[WHAT IS REQUIRED]: Print the entries below in their entirety, exactly as they are written.

[Items from a figure collection]:
☆ ☆ ☆ ☆
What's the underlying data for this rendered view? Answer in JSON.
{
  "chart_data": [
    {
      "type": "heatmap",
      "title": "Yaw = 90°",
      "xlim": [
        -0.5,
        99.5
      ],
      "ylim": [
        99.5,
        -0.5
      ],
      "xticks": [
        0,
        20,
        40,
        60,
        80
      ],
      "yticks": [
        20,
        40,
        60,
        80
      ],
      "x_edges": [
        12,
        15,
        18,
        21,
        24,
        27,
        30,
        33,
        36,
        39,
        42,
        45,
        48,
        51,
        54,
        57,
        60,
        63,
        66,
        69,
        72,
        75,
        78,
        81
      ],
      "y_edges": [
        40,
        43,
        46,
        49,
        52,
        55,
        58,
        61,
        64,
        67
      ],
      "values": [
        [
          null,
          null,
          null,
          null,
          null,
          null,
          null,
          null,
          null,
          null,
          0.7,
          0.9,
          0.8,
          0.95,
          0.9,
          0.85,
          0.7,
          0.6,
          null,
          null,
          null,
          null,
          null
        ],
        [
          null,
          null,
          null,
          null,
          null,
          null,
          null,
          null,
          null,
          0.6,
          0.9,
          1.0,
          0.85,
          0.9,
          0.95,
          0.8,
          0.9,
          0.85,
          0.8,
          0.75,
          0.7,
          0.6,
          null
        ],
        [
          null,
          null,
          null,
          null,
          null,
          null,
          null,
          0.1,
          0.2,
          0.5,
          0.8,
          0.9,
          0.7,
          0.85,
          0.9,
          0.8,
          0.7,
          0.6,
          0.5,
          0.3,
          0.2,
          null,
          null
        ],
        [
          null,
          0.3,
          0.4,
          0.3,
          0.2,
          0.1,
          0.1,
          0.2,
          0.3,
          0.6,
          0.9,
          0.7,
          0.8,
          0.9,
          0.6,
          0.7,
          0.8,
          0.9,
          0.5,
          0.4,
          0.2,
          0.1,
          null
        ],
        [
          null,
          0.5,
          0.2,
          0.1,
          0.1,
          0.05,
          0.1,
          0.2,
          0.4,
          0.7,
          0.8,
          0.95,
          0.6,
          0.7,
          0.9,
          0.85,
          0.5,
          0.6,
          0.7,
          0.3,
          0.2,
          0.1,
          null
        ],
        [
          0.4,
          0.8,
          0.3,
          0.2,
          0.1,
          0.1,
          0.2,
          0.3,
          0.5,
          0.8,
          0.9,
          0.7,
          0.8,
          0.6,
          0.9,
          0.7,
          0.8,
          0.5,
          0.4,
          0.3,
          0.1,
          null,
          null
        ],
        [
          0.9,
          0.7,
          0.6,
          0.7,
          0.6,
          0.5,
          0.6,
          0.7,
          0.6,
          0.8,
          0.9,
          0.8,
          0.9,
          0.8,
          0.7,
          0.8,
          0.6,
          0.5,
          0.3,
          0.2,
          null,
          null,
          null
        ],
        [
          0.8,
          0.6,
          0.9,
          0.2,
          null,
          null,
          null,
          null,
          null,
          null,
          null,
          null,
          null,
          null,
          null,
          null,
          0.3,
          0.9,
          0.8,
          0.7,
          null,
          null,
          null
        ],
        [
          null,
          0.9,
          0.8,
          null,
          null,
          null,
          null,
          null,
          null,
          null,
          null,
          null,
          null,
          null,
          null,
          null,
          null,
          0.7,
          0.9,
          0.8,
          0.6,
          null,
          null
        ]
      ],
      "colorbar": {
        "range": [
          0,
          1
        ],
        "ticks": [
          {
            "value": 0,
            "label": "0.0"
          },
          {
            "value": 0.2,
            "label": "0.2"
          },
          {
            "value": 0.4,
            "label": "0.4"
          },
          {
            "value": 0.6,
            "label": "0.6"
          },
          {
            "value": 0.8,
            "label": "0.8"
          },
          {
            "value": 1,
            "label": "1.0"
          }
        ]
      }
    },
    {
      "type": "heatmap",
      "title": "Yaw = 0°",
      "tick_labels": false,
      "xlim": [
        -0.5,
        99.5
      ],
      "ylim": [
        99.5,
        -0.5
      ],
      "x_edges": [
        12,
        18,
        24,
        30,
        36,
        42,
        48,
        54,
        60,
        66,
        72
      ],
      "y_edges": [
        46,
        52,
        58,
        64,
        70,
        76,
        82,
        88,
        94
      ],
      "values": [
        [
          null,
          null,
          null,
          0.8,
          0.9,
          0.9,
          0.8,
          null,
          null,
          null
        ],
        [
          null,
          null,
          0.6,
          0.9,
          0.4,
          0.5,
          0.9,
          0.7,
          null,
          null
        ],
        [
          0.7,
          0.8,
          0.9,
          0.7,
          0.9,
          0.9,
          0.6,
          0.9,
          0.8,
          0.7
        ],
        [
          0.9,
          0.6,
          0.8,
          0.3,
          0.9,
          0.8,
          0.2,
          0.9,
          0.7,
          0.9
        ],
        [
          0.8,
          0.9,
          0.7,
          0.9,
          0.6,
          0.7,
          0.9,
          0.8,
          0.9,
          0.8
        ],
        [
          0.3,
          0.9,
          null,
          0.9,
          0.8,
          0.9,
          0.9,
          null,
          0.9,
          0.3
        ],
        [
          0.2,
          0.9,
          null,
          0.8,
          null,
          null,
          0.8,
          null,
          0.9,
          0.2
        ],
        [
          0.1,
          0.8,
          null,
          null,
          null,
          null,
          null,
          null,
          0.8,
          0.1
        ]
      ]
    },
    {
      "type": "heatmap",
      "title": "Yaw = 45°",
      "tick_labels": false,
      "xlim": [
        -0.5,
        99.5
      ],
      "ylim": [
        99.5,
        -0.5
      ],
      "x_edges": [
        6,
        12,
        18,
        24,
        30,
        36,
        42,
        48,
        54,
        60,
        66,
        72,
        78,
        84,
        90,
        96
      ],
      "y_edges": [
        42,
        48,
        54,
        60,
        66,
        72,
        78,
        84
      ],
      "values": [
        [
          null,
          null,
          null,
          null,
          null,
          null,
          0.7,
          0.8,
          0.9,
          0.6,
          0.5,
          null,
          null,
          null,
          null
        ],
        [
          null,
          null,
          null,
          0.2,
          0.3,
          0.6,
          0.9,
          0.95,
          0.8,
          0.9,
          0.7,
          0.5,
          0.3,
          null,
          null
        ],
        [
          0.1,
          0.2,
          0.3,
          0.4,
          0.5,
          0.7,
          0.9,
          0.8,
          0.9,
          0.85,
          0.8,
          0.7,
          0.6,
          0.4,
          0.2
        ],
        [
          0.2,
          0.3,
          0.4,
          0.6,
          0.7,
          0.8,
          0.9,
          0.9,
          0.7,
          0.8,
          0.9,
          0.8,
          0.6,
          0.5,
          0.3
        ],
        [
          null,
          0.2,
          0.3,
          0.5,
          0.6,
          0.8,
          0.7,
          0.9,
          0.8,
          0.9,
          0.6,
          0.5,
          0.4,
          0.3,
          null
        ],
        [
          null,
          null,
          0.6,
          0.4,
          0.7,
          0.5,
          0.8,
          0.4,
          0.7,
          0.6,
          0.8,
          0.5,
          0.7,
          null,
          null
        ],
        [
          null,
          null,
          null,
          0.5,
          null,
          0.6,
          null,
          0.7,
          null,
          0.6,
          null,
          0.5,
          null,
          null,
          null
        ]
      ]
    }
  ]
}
☆ ☆ ☆ ☆
[EXPECTED OUTPUT]:
What's the underlying data for this rendered view? Answer in JSON.
{
  "chart_data": [
    {
      "type": "heatmap",
      "title": "Yaw = 90°",
      "xlim": [
        -0.5,
        99.5
      ],
      "ylim": [
        99.5,
        -0.5
      ],
      "xticks": [
        0,
        20,
        40,
        60,
        80
      ],
      "yticks": [
        20,
        40,
        60,
        80
      ],
      "x_edges": [
        12,
        15,
        18,
        21,
        24,
        27,
        30,
        33,
        36,
        39,
        42,
        45,
        48,
        51,
        54,
        57,
        60,
        63,
        66,
        69,
        72,
        75,
        78,
        81
      ],
      "y_edges": [
        40,
        43,
        46,
        49,
        52,
        55,
        58,
        61,
        64,
        67
      ],
      "values": [
        [
          null,
          null,
          null,
          null,
          null,
          null,
          null,
          null,
          null,
          null,
          0.7,
          0.9,
          0.8,
          0.95,
          0.9,
          0.85,
          0.7,
          0.6,
          null,
          null,
          null,
          null,
          null
        ],
        [
          null,
          null,
          null,
          null,
          null,
          null,
          null,
          null,
          null,
          0.6,
          0.9,
          1.0,
          0.85,
          0.9,
          0.95,
          0.8,
          0.9,
          0.85,
          0.8,
          0.75,
          0.7,
          0.6,
          null
        ],
        [
          null,
          null,
          null,
          null,
          null,
          null,
          null,
          0.1,
          0.2,
          0.5,
          0.8,
          0.9,
          0.7,
          0.85,
          0.9,
          0.8,
          0.7,
          0.6,
          0.5,
          0.3,
          0.2,
          null,
          null
        ],
        [
          null,
          0.3,
          0.4,
          0.3,
          0.2,
          0.1,
          0.1,
          0.2,
          0.3,
          0.6,
          0.9,
          0.7,
          0.8,
          0.9,
          0.6,
          0.7,
          0.8,
          0.9,
          0.5,
          0.4,
          0.2,
          0.1,
          null
        ],
        [
          null,
          0.5,
          0.2,
          0.1,
          0.1,
          0.05,
          0.1,
          0.2,
          0.4,
          0.7,
          0.8,
          0.95,
          0.6,
          0.7,
          0.9,
          0.85,
          0.5,
          0.6,
          0.7,
          0.3,
          0.2,
          0.1,
          null
        ],
        [
          0.4,
          0.8,
          0.3,
          0.2,
          0.1,
          0.1,
          0.2,
          0.3,
          0.5,
          0.8,
          0.9,
          0.7,
          0.8,
          0.6,
          0.9,
          0.7,
          0.8,
          0.5,
          0.4,
          0.3,
          0.1,
          null,
          null
        ],
        [
          0.9,
          0.7,
          0.6,
          0.7,
          0.6,
          0.5,
          0.6,
          0.7,
          0.6,
          0.8,
          0.9,
          0.8,
          0.9,
          0.8,
          0.7,
          0.8,
          0.6,
          0.5,
          0.3,
          0.2,
          null,
          null,
          null
        ],
        [
          0.8,
          0.6,
          0.9,
          0.2,
          null,
          null,
          null,
          null,
          null,
          null,
          null,
          null,
          null,
          null,
          null,
          null,
          0.3,
          0.9,
          0.8,
          0.7,
          null,
          null,
          null
        ],
        [
          null,
          0.9,
          0.8,
          null,
          null,
          null,
          null,
          null,
          null,
          null,
          null,
          null,
          null,
          null,
          null,
          null,
          null,
          0.7,
          0.9,
          0.8,
          0.6,
          null,
          null
        ]
      ],
      "colorbar": {
        "range": [
          0,
          1
        ],
        "ticks": [
          {
            "value": 0,
            "label": "0.0"
          },
          {
            "value": 0.2,
            "label": "0.2"
          },
          {
            "value": 0.4,
            "label": "0.4"
          },
          {
            "value": 0.6,
            "label": "0.6"
          },
          {
            "value": 0.8,
            "label": "0.8"
          },
          {
            "value": 1,
            "label": "1.0"
          }
        ]
      }
    },
    {
      "type": "heatmap",
      "title": "Yaw = 0°",
      "tick_labels": false,
      "xlim": [
        -0.5,
        99.5
      ],
      "ylim": [
        99.5,
        -0.5
      ],
      "x_edges": [
        12,
        18,
        24,
        30,
        36,
        42,
        48,
        54,
        60,
        66,
        72
      ],
      "y_edges": [
        46,
        52,
        58,
        64,
        70,
        76,
        82,
        88,
        94
      ],
      "values": [
        [
          null,
          null,
          null,
          0.8,
          0.9,
          0.9,
          0.8,
          null,
          null,
          null
        ],
        [
          null,
          null,
          0.6,
          0.9,
          0.4,
          0.5,
          0.9,
          0.7,
          null,
          null
        ],
        [
          0.7,
          0.8,
          0.9,
          0.7,
          0.9,
          0.9,
          0.6,
          0.9,
          0.8,
          0.7
        ],
        [
          0.9,
          0.6,
          0.8,
          0.3,
          0.9,
          0.8,
          0.2,
          0.9,
          0.7,
          0.9
        ],
        [
          0.8,
          0.9,
          0.7,
          0.9,
          0.6,
          0.7,
          0.9,
          0.8,
          0.9,
          0.8
        ],
        [
          0.3,
          0.9,
          null,
          0.9,
          0.8,
          0.9,
          0.9,
          null,
          0.9,
          0.3
        ],
        [
          0.2,
          0.9,
          null,
          0.8,
          null,
          null,
          0.8,
          null,
          0.9,
          0.2
        ],
        [
          0.1,
          0.8,
          null,
          null,
          null,
          null,
          null,
          null,
          0.8,
          0.1
        ]
      ]
    },
    {
      "type": "heatmap",
      "title": "Yaw = 45°",
      "tick_labels": false,
      "xlim": [
        -0.5,
        99.5
      ],
      "ylim": [
        99.5,
        -0.5
      ],
      "x_edges": [
        6,
        12,
        18,
        24,
        30,
        36,
        42,
        48,
        54,
        60,
        66,
        72,
        78,
        84,
        90,
        96
      ],
      "y_edges": [
        42,
        48,
        54,
        60,
        66,
        72,
        78,
        84
      ],
      "values": [
        [
          null,
          null,
          null,
          null,
          null,
          null,
          0.7,
          0.8,
          0.9,
          0.6,
          0.5,
          null,
          null,
          null,
          null
        ],
        [
          null,
          null,
          null,
          0.2,
          0.3,
          0.6,
          0.9,
          0.95,
          0.8,
          0.9,
          0.7,
          0.5,
          0.3,
          null,
          null
        ],
        [
          0.1,
          0.2,
          0.3,
          0.4,
          0.5,
          0.7,
          0.9,
          0.8,
          0.9,
          0.85,
          0.8,
          0.7,
          0.6,
          0.4,
          0.2
        ],
        [
          0.2,
          0.3,
          0.4,
          0.6,
          0.7,
          0.8,
          0.9,
          0.9,
          0.7,
          0.8,
          0.9,
          0.8,
          0.6,
          0.5,
          0.3
        ],
        [
          null,
          0.2,
          0.3,
          0.5,
          0.6,
          0.8,
          0.7,
          0.9,
          0.8,
          0.9,
          0.6,
          0.5,
          0.4,
          0.3,
          null
        ],
        [
          null,
          null,
          0.6,
          0.4,
          0.7,
          0.5,
          0.8,
          0.4,
          0.7,
          0.6,
          0.8,
          0.5,
          0.7,
          null,
          null
        ],
        [
          null,
          null,
          null,
          0.5,
          null,
          0.6,
          null,
          0.7,
          null,
          0.6,
          null,
          0.5,
          null,
          null,
          null
        ]
      ]
    }
  ]
}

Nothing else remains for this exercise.